• [DIRECTION] Count, in the entries below, the lines in which "function" occurs. Give the number, nothing more.

┄┄┄┄┄┄┄┄┄┄

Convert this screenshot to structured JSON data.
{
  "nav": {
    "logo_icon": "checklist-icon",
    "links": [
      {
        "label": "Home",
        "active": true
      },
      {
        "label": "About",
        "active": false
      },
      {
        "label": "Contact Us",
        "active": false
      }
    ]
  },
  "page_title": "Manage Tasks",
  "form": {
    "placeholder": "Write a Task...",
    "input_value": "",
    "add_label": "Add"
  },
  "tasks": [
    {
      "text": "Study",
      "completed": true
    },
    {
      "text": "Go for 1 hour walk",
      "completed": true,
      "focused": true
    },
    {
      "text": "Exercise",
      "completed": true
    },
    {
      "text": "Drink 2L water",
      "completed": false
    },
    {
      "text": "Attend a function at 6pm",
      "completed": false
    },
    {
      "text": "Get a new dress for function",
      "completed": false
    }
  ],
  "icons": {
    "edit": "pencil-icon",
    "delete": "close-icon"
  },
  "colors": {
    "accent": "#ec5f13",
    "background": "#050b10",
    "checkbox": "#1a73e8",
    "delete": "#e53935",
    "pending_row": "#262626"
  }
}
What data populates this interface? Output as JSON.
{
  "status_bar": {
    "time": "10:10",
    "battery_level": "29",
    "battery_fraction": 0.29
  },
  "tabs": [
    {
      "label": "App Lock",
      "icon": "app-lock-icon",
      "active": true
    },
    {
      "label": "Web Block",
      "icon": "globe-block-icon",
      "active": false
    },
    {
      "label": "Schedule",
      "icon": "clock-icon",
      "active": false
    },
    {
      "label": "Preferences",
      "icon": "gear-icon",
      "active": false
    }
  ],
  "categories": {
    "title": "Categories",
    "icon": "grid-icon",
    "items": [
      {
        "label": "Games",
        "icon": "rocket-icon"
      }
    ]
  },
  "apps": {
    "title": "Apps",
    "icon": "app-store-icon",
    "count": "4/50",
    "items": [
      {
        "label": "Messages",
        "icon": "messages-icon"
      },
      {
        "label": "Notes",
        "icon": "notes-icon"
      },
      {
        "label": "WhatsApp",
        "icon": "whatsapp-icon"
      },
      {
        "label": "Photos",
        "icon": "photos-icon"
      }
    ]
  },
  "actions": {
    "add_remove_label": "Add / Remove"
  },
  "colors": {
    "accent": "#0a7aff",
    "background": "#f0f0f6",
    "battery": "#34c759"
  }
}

┄┄┄┄┄┄┄┄┄┄

• [THE RESULT] 2